The task: Every line below that holds the string "document" should be copied out.

Data provided:
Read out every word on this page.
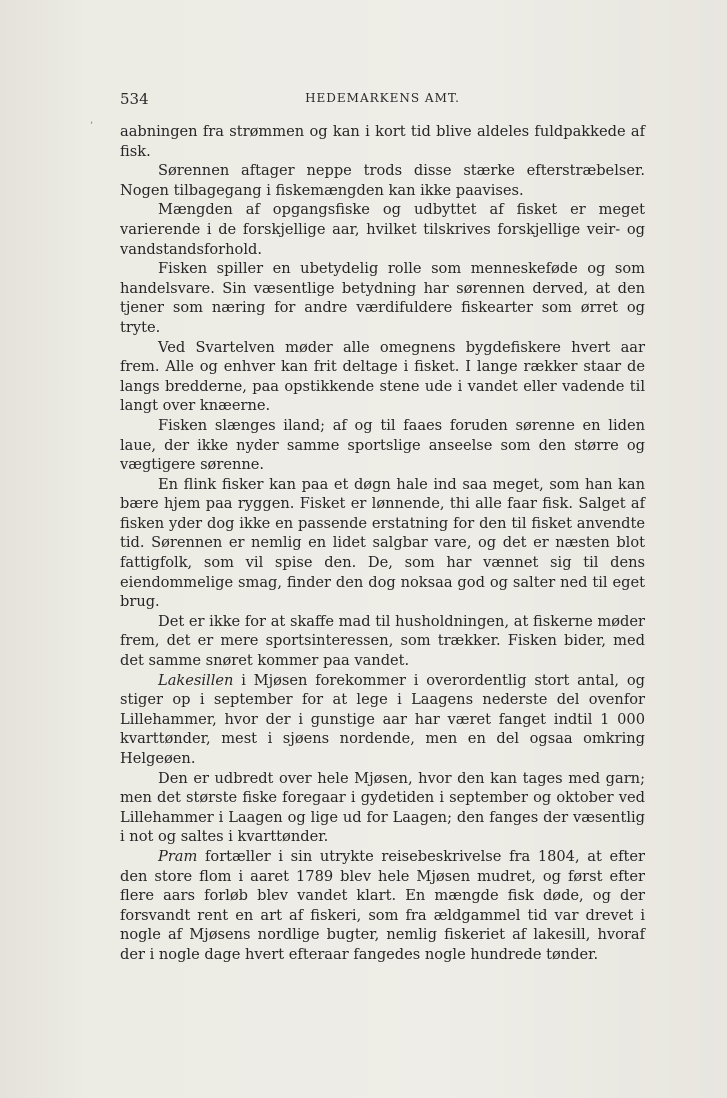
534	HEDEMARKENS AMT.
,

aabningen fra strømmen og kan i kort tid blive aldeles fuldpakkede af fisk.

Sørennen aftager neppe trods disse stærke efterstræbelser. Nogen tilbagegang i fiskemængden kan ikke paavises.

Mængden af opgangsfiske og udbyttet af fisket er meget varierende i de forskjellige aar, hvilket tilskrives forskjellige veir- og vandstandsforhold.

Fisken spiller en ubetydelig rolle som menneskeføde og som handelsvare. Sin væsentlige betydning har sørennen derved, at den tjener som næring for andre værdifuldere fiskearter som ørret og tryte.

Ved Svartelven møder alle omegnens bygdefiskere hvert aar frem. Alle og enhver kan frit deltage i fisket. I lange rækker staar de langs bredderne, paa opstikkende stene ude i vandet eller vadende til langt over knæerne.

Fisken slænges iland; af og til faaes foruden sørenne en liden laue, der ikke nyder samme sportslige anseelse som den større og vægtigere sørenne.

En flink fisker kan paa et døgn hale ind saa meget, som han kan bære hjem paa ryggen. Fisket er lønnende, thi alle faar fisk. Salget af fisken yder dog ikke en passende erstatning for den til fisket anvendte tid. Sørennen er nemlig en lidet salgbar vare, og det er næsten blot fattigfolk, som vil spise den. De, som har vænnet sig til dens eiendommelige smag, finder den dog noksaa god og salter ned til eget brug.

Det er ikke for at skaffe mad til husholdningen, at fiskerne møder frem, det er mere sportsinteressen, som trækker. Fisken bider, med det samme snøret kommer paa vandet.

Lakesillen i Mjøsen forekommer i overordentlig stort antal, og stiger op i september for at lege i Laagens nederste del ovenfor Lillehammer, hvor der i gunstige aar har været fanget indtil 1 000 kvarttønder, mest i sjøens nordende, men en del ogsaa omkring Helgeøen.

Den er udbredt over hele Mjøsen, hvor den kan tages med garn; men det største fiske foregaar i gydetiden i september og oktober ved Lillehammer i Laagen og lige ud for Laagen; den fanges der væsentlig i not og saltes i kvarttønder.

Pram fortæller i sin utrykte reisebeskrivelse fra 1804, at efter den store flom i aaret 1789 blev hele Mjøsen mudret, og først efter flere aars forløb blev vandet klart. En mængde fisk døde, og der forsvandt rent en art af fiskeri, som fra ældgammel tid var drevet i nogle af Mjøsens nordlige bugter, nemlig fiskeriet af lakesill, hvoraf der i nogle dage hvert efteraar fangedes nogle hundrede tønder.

* * *

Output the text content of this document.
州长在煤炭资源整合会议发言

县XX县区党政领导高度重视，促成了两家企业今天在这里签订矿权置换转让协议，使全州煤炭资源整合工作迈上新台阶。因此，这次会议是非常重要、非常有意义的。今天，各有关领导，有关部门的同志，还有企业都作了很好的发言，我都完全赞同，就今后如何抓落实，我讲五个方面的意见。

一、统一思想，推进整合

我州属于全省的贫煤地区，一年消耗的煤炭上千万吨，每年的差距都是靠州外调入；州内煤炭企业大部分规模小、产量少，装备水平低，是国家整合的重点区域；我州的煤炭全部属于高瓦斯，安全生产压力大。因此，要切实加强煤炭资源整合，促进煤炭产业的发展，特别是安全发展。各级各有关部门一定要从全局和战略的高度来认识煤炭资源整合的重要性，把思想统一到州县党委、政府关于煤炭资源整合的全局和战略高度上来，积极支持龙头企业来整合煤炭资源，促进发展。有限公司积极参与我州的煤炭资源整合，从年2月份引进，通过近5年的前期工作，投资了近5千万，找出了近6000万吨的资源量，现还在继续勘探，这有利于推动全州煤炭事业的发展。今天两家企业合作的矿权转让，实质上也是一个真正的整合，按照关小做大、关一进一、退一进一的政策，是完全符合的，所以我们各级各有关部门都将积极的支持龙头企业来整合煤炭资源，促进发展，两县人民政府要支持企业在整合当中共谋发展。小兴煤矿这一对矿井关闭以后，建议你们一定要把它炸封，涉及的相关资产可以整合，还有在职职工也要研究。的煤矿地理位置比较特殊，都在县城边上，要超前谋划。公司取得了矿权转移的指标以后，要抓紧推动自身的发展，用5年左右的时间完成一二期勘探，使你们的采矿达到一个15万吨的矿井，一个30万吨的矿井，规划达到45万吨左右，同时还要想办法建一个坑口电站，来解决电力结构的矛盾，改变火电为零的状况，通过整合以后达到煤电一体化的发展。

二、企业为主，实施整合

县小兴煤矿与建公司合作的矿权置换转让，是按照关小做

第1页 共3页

--

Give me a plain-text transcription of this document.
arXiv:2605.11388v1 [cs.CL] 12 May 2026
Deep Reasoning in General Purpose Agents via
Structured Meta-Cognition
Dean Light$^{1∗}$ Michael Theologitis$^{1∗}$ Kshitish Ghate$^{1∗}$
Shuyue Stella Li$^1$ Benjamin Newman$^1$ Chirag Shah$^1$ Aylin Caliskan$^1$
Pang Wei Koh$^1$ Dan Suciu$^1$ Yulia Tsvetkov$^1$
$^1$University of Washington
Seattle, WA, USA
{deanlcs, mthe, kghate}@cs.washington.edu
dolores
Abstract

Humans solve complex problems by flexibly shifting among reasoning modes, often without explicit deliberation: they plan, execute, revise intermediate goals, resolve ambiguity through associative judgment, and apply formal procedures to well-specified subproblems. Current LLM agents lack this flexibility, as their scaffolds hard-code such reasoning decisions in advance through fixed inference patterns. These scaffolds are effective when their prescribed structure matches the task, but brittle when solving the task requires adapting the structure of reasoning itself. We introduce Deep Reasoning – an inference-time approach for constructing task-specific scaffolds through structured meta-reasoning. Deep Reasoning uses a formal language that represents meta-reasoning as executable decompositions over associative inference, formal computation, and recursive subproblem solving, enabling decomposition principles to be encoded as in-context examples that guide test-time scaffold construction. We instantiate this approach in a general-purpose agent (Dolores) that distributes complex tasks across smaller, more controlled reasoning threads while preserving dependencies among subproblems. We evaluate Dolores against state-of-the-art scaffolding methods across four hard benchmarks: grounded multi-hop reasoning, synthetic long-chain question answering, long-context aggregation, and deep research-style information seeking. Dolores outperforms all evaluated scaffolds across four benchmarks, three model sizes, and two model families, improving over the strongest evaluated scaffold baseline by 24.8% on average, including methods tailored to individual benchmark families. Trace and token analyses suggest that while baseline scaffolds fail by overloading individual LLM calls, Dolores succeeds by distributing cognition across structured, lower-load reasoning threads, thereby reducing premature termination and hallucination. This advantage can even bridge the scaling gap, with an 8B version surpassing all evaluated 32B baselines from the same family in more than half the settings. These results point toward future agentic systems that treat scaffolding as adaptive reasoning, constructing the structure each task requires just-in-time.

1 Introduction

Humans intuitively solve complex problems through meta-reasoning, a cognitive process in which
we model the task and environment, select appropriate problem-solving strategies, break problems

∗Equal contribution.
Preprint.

Exercise solution:
Output the text content of this document.
Give me a plain-text transcription of this document.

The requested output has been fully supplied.